#### [GIVEN TASK]
Extract the full listing verbatim and drop any pictures from your copy.

#### [ITEMS]
---
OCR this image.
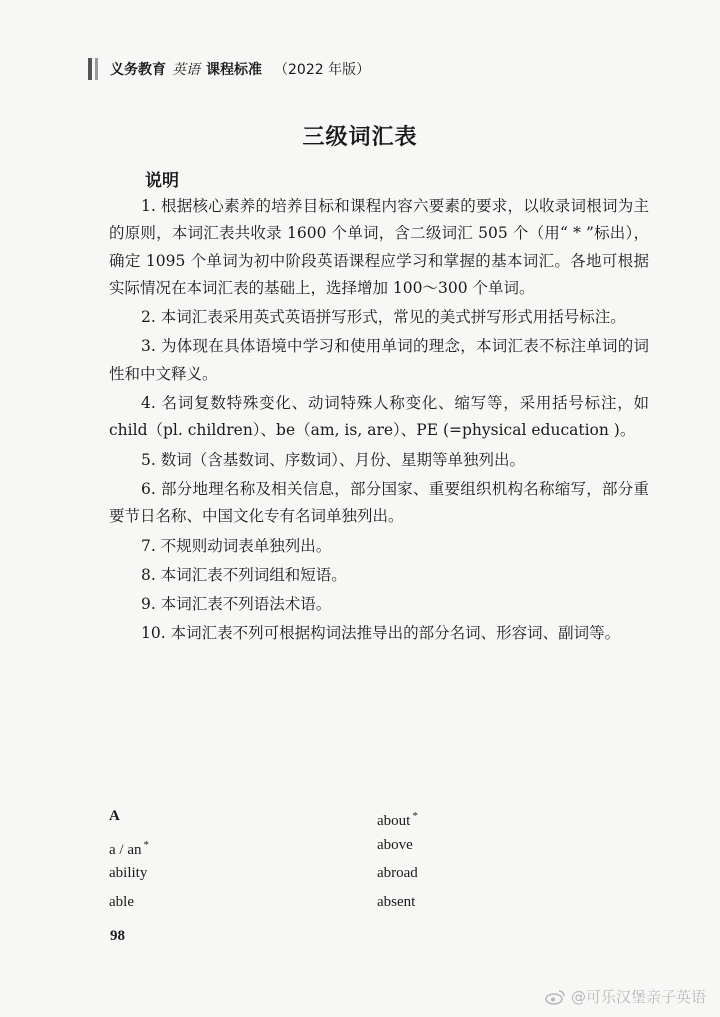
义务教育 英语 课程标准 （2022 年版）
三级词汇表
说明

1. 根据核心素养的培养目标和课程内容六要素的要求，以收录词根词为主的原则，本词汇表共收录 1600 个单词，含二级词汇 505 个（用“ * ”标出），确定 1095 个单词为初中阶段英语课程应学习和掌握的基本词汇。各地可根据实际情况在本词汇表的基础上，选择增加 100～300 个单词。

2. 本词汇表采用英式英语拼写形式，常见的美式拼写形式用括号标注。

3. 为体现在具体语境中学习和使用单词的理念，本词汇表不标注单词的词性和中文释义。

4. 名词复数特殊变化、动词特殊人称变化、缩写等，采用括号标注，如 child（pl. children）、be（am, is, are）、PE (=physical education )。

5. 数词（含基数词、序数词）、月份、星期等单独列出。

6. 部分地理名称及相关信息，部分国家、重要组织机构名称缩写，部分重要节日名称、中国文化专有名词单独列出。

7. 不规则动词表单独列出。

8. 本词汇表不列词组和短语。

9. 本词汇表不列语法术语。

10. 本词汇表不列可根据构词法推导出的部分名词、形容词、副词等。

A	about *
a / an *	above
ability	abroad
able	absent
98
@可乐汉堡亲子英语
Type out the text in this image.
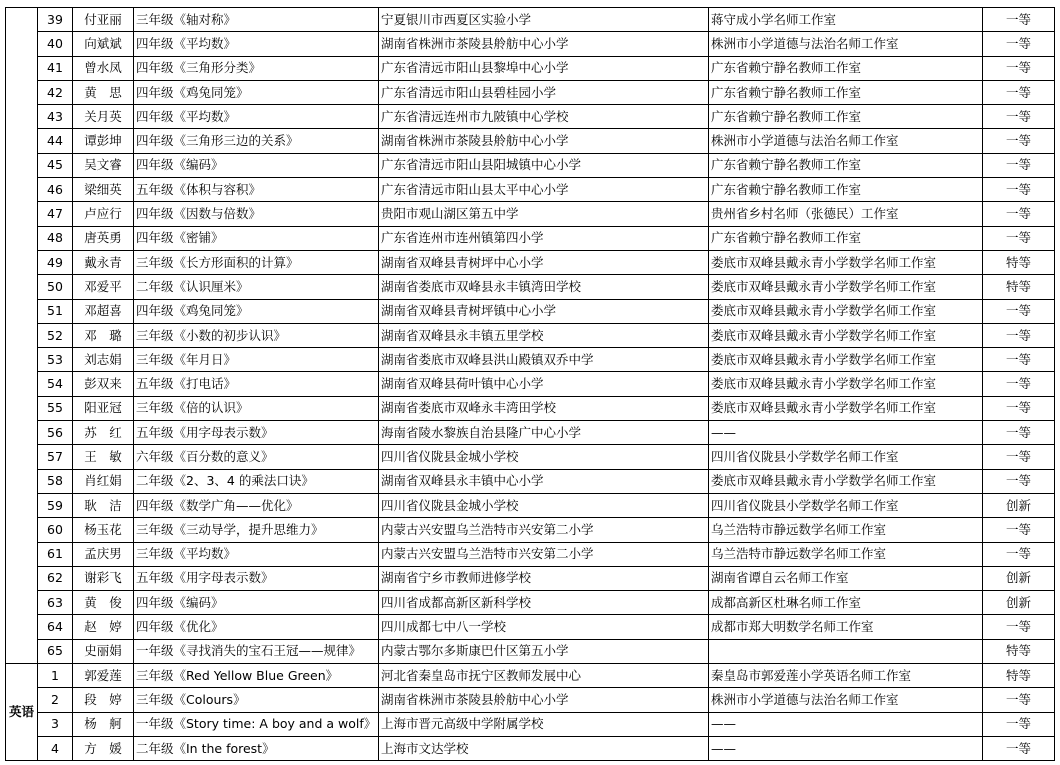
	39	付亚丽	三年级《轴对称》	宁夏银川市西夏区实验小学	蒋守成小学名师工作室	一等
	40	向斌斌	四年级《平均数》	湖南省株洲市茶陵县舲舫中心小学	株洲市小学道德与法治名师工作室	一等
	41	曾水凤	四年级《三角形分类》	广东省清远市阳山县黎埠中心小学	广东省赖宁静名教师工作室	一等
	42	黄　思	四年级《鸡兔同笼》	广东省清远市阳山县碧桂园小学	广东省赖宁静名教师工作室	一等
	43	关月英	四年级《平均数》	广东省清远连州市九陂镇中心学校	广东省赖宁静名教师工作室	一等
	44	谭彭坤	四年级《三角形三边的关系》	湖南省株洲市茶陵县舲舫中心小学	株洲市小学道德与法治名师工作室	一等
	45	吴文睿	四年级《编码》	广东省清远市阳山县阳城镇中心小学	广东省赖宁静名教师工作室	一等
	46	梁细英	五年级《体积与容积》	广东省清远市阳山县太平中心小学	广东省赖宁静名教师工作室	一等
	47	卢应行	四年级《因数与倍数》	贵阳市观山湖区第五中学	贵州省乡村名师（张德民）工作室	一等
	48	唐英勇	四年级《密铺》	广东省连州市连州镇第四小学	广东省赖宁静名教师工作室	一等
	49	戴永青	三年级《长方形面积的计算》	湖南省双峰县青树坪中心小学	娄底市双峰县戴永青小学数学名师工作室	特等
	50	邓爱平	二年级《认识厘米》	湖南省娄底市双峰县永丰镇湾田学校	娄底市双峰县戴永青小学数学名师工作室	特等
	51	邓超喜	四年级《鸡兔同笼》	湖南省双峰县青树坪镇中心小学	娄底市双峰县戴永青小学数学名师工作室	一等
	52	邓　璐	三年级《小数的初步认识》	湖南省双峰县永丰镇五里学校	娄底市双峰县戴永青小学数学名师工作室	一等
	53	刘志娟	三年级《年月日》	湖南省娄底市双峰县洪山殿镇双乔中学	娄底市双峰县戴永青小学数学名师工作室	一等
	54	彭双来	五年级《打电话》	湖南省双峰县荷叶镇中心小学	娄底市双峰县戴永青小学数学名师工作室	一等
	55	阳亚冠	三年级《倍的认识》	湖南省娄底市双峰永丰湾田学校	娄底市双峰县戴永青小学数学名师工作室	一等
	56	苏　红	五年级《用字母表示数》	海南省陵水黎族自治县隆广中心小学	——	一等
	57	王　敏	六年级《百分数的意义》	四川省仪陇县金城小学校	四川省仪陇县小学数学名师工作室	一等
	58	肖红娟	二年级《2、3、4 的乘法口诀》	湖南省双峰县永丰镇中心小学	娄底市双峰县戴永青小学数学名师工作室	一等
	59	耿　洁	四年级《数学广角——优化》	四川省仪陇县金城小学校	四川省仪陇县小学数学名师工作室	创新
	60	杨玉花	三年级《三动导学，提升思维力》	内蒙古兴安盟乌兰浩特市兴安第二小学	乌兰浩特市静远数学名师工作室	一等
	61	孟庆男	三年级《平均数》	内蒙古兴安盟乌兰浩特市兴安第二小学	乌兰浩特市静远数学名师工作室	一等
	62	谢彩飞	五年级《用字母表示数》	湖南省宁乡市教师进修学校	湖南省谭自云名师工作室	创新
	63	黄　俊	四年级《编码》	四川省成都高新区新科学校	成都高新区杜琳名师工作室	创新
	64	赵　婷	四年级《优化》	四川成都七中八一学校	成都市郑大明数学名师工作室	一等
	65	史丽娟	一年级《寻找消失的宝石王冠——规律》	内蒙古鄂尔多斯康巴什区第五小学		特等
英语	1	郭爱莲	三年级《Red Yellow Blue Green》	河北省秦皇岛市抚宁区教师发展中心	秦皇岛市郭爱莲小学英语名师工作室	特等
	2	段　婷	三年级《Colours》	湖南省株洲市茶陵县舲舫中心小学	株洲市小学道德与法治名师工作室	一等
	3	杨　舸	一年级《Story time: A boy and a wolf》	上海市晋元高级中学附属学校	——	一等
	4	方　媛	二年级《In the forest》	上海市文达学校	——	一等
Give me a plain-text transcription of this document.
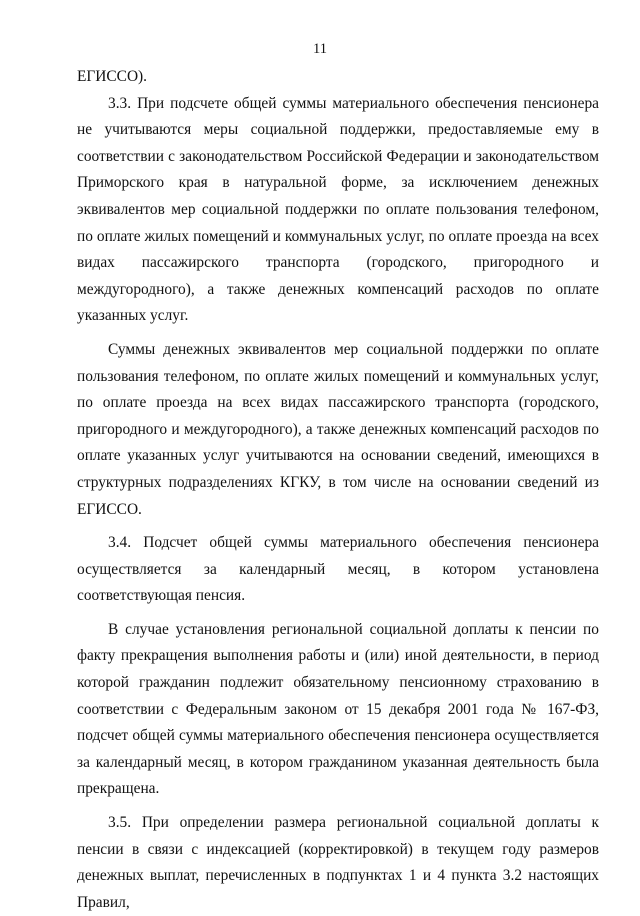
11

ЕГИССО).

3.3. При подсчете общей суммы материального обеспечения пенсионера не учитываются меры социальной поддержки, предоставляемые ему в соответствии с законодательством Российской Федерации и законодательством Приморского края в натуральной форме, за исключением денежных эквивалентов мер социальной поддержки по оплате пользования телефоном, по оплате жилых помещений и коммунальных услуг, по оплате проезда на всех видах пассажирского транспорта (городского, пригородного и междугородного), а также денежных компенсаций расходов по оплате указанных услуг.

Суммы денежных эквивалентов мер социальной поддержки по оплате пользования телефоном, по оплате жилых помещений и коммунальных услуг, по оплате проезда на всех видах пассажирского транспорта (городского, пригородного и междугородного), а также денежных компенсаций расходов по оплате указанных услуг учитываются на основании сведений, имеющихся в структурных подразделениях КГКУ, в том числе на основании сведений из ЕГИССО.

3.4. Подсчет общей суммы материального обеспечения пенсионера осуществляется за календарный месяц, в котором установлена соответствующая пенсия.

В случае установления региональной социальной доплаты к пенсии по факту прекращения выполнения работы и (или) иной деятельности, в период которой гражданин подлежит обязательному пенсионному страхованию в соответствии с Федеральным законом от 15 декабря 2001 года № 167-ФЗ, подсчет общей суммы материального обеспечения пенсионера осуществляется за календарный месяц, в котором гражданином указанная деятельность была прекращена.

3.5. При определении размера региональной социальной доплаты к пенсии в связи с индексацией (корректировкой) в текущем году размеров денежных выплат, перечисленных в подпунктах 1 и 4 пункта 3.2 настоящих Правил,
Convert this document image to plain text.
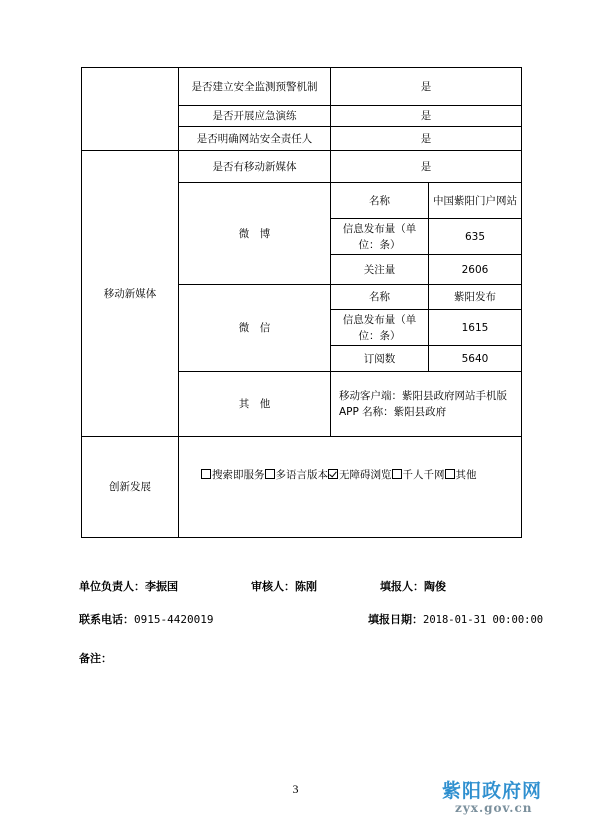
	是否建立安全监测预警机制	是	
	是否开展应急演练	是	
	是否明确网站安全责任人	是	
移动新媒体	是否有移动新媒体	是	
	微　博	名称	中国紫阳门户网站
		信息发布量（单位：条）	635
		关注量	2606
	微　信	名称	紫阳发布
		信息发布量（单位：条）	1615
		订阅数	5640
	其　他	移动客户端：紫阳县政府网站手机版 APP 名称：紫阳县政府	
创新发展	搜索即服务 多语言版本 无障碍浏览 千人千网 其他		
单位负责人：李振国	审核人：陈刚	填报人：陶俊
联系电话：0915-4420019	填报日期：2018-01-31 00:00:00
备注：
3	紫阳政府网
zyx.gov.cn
---
#### [TASK RESULT]
OCR this image.
义务教育 英语 课程标准 （2022 年版）
三级词汇表
说明

1. 根据核心素养的培养目标和课程内容六要素的要求，以收录词根词为主的原则，本词汇表共收录 1600 个单词，含二级词汇 505 个（用“ * ”标出），确定 1095 个单词为初中阶段英语课程应学习和掌握的基本词汇。各地可根据实际情况在本词汇表的基础上，选择增加 100～300 个单词。

2. 本词汇表采用英式英语拼写形式，常见的美式拼写形式用括号标注。

3. 为体现在具体语境中学习和使用单词的理念，本词汇表不标注单词的词性和中文释义。

4. 名词复数特殊变化、动词特殊人称变化、缩写等，采用括号标注，如 child（pl. children）、be（am, is, are）、PE (=physical education )。

5. 数词（含基数词、序数词）、月份、星期等单独列出。

6. 部分地理名称及相关信息，部分国家、重要组织机构名称缩写，部分重要节日名称、中国文化专有名词单独列出。

7. 不规则动词表单独列出。

8. 本词汇表不列词组和短语。

9. 本词汇表不列语法术语。

10. 本词汇表不列可根据构词法推导出的部分名词、形容词、副词等。

A	about *
a / an *	above
ability	abroad
able	absent
98
@可乐汉堡亲子英语
Type out the text in this image.
	39	付亚丽	三年级《轴对称》	宁夏银川市西夏区实验小学	蒋守成小学名师工作室	一等
	40	向斌斌	四年级《平均数》	湖南省株洲市茶陵县舲舫中心小学	株洲市小学道德与法治名师工作室	一等
	41	曾水凤	四年级《三角形分类》	广东省清远市阳山县黎埠中心小学	广东省赖宁静名教师工作室	一等
	42	黄　思	四年级《鸡兔同笼》	广东省清远市阳山县碧桂园小学	广东省赖宁静名教师工作室	一等
	43	关月英	四年级《平均数》	广东省清远连州市九陂镇中心学校	广东省赖宁静名教师工作室	一等
	44	谭彭坤	四年级《三角形三边的关系》	湖南省株洲市茶陵县舲舫中心小学	株洲市小学道德与法治名师工作室	一等
	45	吴文睿	四年级《编码》	广东省清远市阳山县阳城镇中心小学	广东省赖宁静名教师工作室	一等
	46	梁细英	五年级《体积与容积》	广东省清远市阳山县太平中心小学	广东省赖宁静名教师工作室	一等
	47	卢应行	四年级《因数与倍数》	贵阳市观山湖区第五中学	贵州省乡村名师（张德民）工作室	一等
	48	唐英勇	四年级《密铺》	广东省连州市连州镇第四小学	广东省赖宁静名教师工作室	一等
	49	戴永青	三年级《长方形面积的计算》	湖南省双峰县青树坪中心小学	娄底市双峰县戴永青小学数学名师工作室	特等
	50	邓爱平	二年级《认识厘米》	湖南省娄底市双峰县永丰镇湾田学校	娄底市双峰县戴永青小学数学名师工作室	特等
	51	邓超喜	四年级《鸡兔同笼》	湖南省双峰县青树坪镇中心小学	娄底市双峰县戴永青小学数学名师工作室	一等
	52	邓　璐	三年级《小数的初步认识》	湖南省双峰县永丰镇五里学校	娄底市双峰县戴永青小学数学名师工作室	一等
	53	刘志娟	三年级《年月日》	湖南省娄底市双峰县洪山殿镇双乔中学	娄底市双峰县戴永青小学数学名师工作室	一等
	54	彭双来	五年级《打电话》	湖南省双峰县荷叶镇中心小学	娄底市双峰县戴永青小学数学名师工作室	一等
	55	阳亚冠	三年级《倍的认识》	湖南省娄底市双峰永丰湾田学校	娄底市双峰县戴永青小学数学名师工作室	一等
	56	苏　红	五年级《用字母表示数》	海南省陵水黎族自治县隆广中心小学	——	一等
	57	王　敏	六年级《百分数的意义》	四川省仪陇县金城小学校	四川省仪陇县小学数学名师工作室	一等
	58	肖红娟	二年级《2、3、4 的乘法口诀》	湖南省双峰县永丰镇中心小学	娄底市双峰县戴永青小学数学名师工作室	一等
	59	耿　洁	四年级《数学广角——优化》	四川省仪陇县金城小学校	四川省仪陇县小学数学名师工作室	创新
	60	杨玉花	三年级《三动导学，提升思维力》	内蒙古兴安盟乌兰浩特市兴安第二小学	乌兰浩特市静远数学名师工作室	一等
	61	孟庆男	三年级《平均数》	内蒙古兴安盟乌兰浩特市兴安第二小学	乌兰浩特市静远数学名师工作室	一等
	62	谢彩飞	五年级《用字母表示数》	湖南省宁乡市教师进修学校	湖南省谭自云名师工作室	创新
	63	黄　俊	四年级《编码》	四川省成都高新区新科学校	成都高新区杜琳名师工作室	创新
	64	赵　婷	四年级《优化》	四川成都七中八一学校	成都市郑大明数学名师工作室	一等
	65	史丽娟	一年级《寻找消失的宝石王冠——规律》	内蒙古鄂尔多斯康巴什区第五小学		特等
英语	1	郭爱莲	三年级《Red Yellow Blue Green》	河北省秦皇岛市抚宁区教师发展中心	秦皇岛市郭爱莲小学英语名师工作室	特等
	2	段　婷	三年级《Colours》	湖南省株洲市茶陵县舲舫中心小学	株洲市小学道德与法治名师工作室	一等
	3	杨　舸	一年级《Story time: A boy and a wolf》	上海市晋元高级中学附属学校	——	一等
	4	方　媛	二年级《In the forest》	上海市文达学校	——	一等
Give me a plain-text transcription of this document.
11

ЕГИССО).

3.3. При подсчете общей суммы материального обеспечения пенсионера не учитываются меры социальной поддержки, предоставляемые ему в соответствии с законодательством Российской Федерации и законодательством Приморского края в натуральной форме, за исключением денежных эквивалентов мер социальной поддержки по оплате пользования телефоном, по оплате жилых помещений и коммунальных услуг, по оплате проезда на всех видах пассажирского транспорта (городского, пригородного и междугородного), а также денежных компенсаций расходов по оплате указанных услуг.

Суммы денежных эквивалентов мер социальной поддержки по оплате пользования телефоном, по оплате жилых помещений и коммунальных услуг, по оплате проезда на всех видах пассажирского транспорта (городского, пригородного и междугородного), а также денежных компенсаций расходов по оплате указанных услуг учитываются на основании сведений, имеющихся в структурных подразделениях КГКУ, в том числе на основании сведений из ЕГИССО.

3.4. Подсчет общей суммы материального обеспечения пенсионера осуществляется за календарный месяц, в котором установлена соответствующая пенсия.

В случае установления региональной социальной доплаты к пенсии по факту прекращения выполнения работы и (или) иной деятельности, в период которой гражданин подлежит обязательному пенсионному страхованию в соответствии с Федеральным законом от 15 декабря 2001 года № 167-ФЗ, подсчет общей суммы материального обеспечения пенсионера осуществляется за календарный месяц, в котором гражданином указанная деятельность была прекращена.

3.5. При определении размера региональной социальной доплаты к пенсии в связи с индексацией (корректировкой) в текущем году размеров денежных выплат, перечисленных в подпунктах 1 и 4 пункта 3.2 настоящих Правил,
Convert this document image to plain text.
	是否建立安全监测预警机制	是	
	是否开展应急演练	是	
	是否明确网站安全责任人	是	
移动新媒体	是否有移动新媒体	是	
	微　博	名称	中国紫阳门户网站
		信息发布量（单位：条）	635
		关注量	2606
	微　信	名称	紫阳发布
		信息发布量（单位：条）	1615
		订阅数	5640
	其　他	移动客户端：紫阳县政府网站手机版 APP 名称：紫阳县政府	
创新发展	搜索即服务 多语言版本 无障碍浏览 千人千网 其他		
单位负责人：李振国	审核人：陈刚	填报人：陶俊
联系电话：0915-4420019	填报日期：2018-01-31 00:00:00
备注：
3	紫阳政府网
zyx.gov.cn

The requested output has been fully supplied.